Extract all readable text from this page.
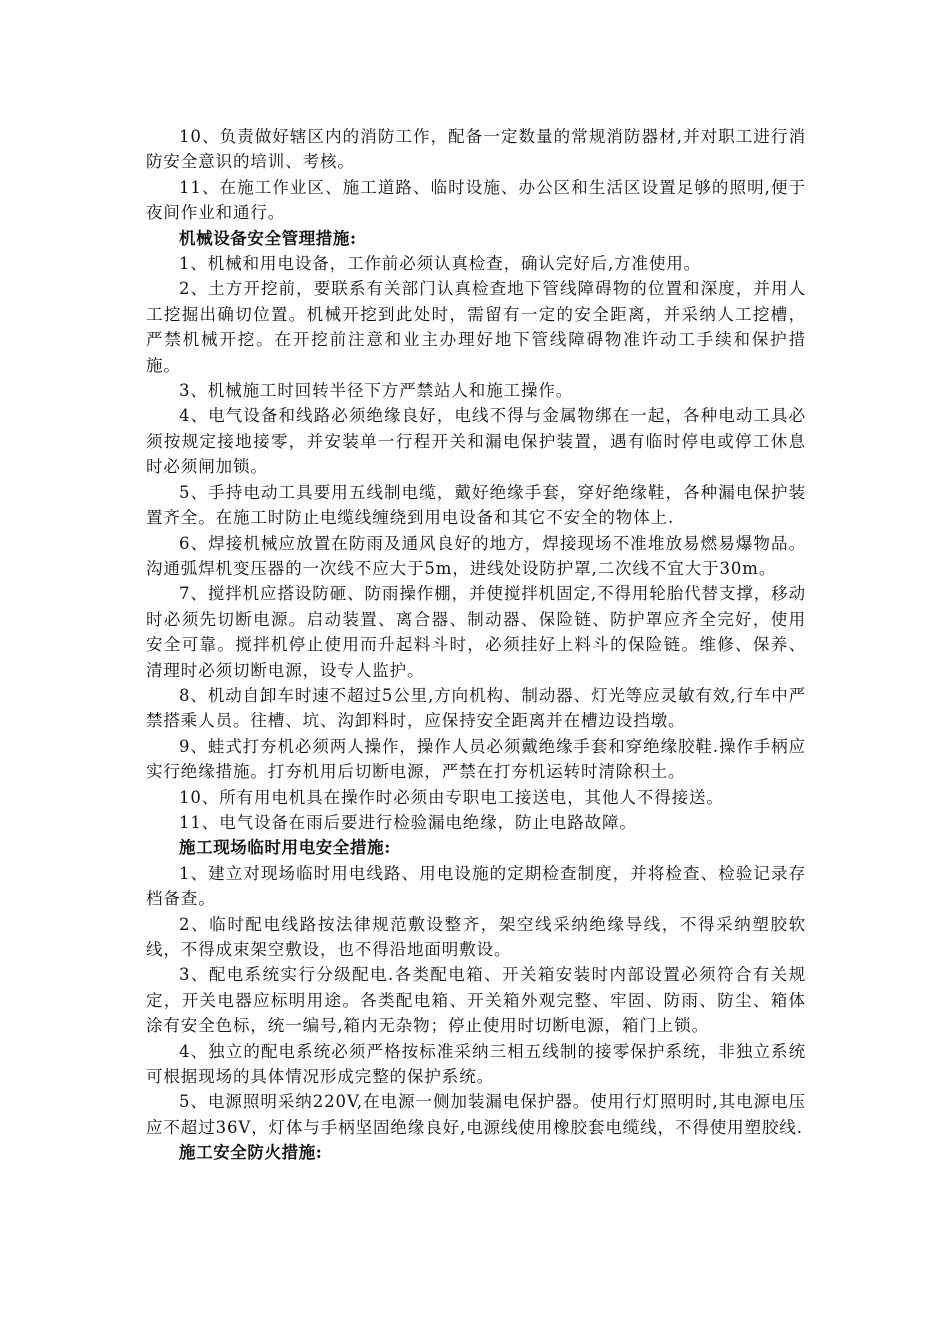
10、负责做好辖区内的消防工作，配备一定数量的常规消防器材,并对职工进行消防安全意识的培训、考核。

11、在施工作业区、施工道路、临时设施、办公区和生活区设置足够的照明,便于夜间作业和通行。

机械设备安全管理措施:

1、机械和用电设备，工作前必须认真检查，确认完好后,方准使用。

2、土方开挖前，要联系有关部门认真检查地下管线障碍物的位置和深度，并用人工挖掘出确切位置。机械开挖到此处时，需留有一定的安全距离，并采纳人工挖槽，严禁机械开挖。在开挖前注意和业主办理好地下管线障碍物准许动工手续和保护措施。

3、机械施工时回转半径下方严禁站人和施工操作。

4、电气设备和线路必须绝缘良好，电线不得与金属物绑在一起，各种电动工具必须按规定接地接零，并安装单一行程开关和漏电保护装置，遇有临时停电或停工休息时必须闸加锁。

5、手持电动工具要用五线制电缆，戴好绝缘手套，穿好绝缘鞋，各种漏电保护装置齐全。在施工时防止电缆线缠绕到用电设备和其它不安全的物体上.

6、焊接机械应放置在防雨及通风良好的地方，焊接现场不准堆放易燃易爆物品。沟通弧焊机变压器的一次线不应大于5m，进线处设防护罩,二次线不宜大于30m。

7、搅拌机应搭设防砸、防雨操作棚，并使搅拌机固定,不得用轮胎代替支撑，移动时必须先切断电源。启动装置、离合器、制动器、保险链、防护罩应齐全完好，使用安全可靠。搅拌机停止使用而升起料斗时，必须挂好上料斗的保险链。维修、保养、清理时必须切断电源，设专人监护。

8、机动自卸车时速不超过5公里,方向机构、制动器、灯光等应灵敏有效,行车中严禁搭乘人员。往槽、坑、沟卸料时，应保持安全距离并在槽边设挡墩。

9、蛙式打夯机必须两人操作，操作人员必须戴绝缘手套和穿绝缘胶鞋.操作手柄应实行绝缘措施。打夯机用后切断电源，严禁在打夯机运转时清除积土。

10、所有用电机具在操作时必须由专职电工接送电，其他人不得接送。

11、电气设备在雨后要进行检验漏电绝缘，防止电路故障。

施工现场临时用电安全措施:

1、建立对现场临时用电线路、用电设施的定期检查制度，并将检查、检验记录存档备查。

2、临时配电线路按法律规范敷设整齐，架空线采纳绝缘导线，不得采纳塑胶软线，不得成束架空敷设，也不得沿地面明敷设。

3、配电系统实行分级配电.各类配电箱、开关箱安装时内部设置必须符合有关规定，开关电器应标明用途。各类配电箱、开关箱外观完整、牢固、防雨、防尘、箱体涂有安全色标，统一编号,箱内无杂物；停止使用时切断电源，箱门上锁。

4、独立的配电系统必须严格按标准采纳三相五线制的接零保护系统，非独立系统可根据现场的具体情况形成完整的保护系统。

5、电源照明采纳220V,在电源一侧加装漏电保护器。使用行灯照明时,其电源电压应不超过36V，灯体与手柄坚固绝缘良好,电源线使用橡胶套电缆线，不得使用塑胶线.

施工安全防火措施:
------------------------------
** Task **
Output, exactly, all the records above; include no pictures.

** Result of this task **
Extract all readable text from this page.
10、负责做好辖区内的消防工作，配备一定数量的常规消防器材,并对职工进行消防安全意识的培训、考核。

11、在施工作业区、施工道路、临时设施、办公区和生活区设置足够的照明,便于夜间作业和通行。

机械设备安全管理措施:

1、机械和用电设备，工作前必须认真检查，确认完好后,方准使用。

2、土方开挖前，要联系有关部门认真检查地下管线障碍物的位置和深度，并用人工挖掘出确切位置。机械开挖到此处时，需留有一定的安全距离，并采纳人工挖槽，严禁机械开挖。在开挖前注意和业主办理好地下管线障碍物准许动工手续和保护措施。

3、机械施工时回转半径下方严禁站人和施工操作。

4、电气设备和线路必须绝缘良好，电线不得与金属物绑在一起，各种电动工具必须按规定接地接零，并安装单一行程开关和漏电保护装置，遇有临时停电或停工休息时必须闸加锁。

5、手持电动工具要用五线制电缆，戴好绝缘手套，穿好绝缘鞋，各种漏电保护装置齐全。在施工时防止电缆线缠绕到用电设备和其它不安全的物体上.

6、焊接机械应放置在防雨及通风良好的地方，焊接现场不准堆放易燃易爆物品。沟通弧焊机变压器的一次线不应大于5m，进线处设防护罩,二次线不宜大于30m。

7、搅拌机应搭设防砸、防雨操作棚，并使搅拌机固定,不得用轮胎代替支撑，移动时必须先切断电源。启动装置、离合器、制动器、保险链、防护罩应齐全完好，使用安全可靠。搅拌机停止使用而升起料斗时，必须挂好上料斗的保险链。维修、保养、清理时必须切断电源，设专人监护。

8、机动自卸车时速不超过5公里,方向机构、制动器、灯光等应灵敏有效,行车中严禁搭乘人员。往槽、坑、沟卸料时，应保持安全距离并在槽边设挡墩。

9、蛙式打夯机必须两人操作，操作人员必须戴绝缘手套和穿绝缘胶鞋.操作手柄应实行绝缘措施。打夯机用后切断电源，严禁在打夯机运转时清除积土。

10、所有用电机具在操作时必须由专职电工接送电，其他人不得接送。

11、电气设备在雨后要进行检验漏电绝缘，防止电路故障。

施工现场临时用电安全措施:

1、建立对现场临时用电线路、用电设施的定期检查制度，并将检查、检验记录存档备查。

2、临时配电线路按法律规范敷设整齐，架空线采纳绝缘导线，不得采纳塑胶软线，不得成束架空敷设，也不得沿地面明敷设。

3、配电系统实行分级配电.各类配电箱、开关箱安装时内部设置必须符合有关规定，开关电器应标明用途。各类配电箱、开关箱外观完整、牢固、防雨、防尘、箱体涂有安全色标，统一编号,箱内无杂物；停止使用时切断电源，箱门上锁。

4、独立的配电系统必须严格按标准采纳三相五线制的接零保护系统，非独立系统可根据现场的具体情况形成完整的保护系统。

5、电源照明采纳220V,在电源一侧加装漏电保护器。使用行灯照明时,其电源电压应不超过36V，灯体与手柄坚固绝缘良好,电源线使用橡胶套电缆线，不得使用塑胶线.

施工安全防火措施:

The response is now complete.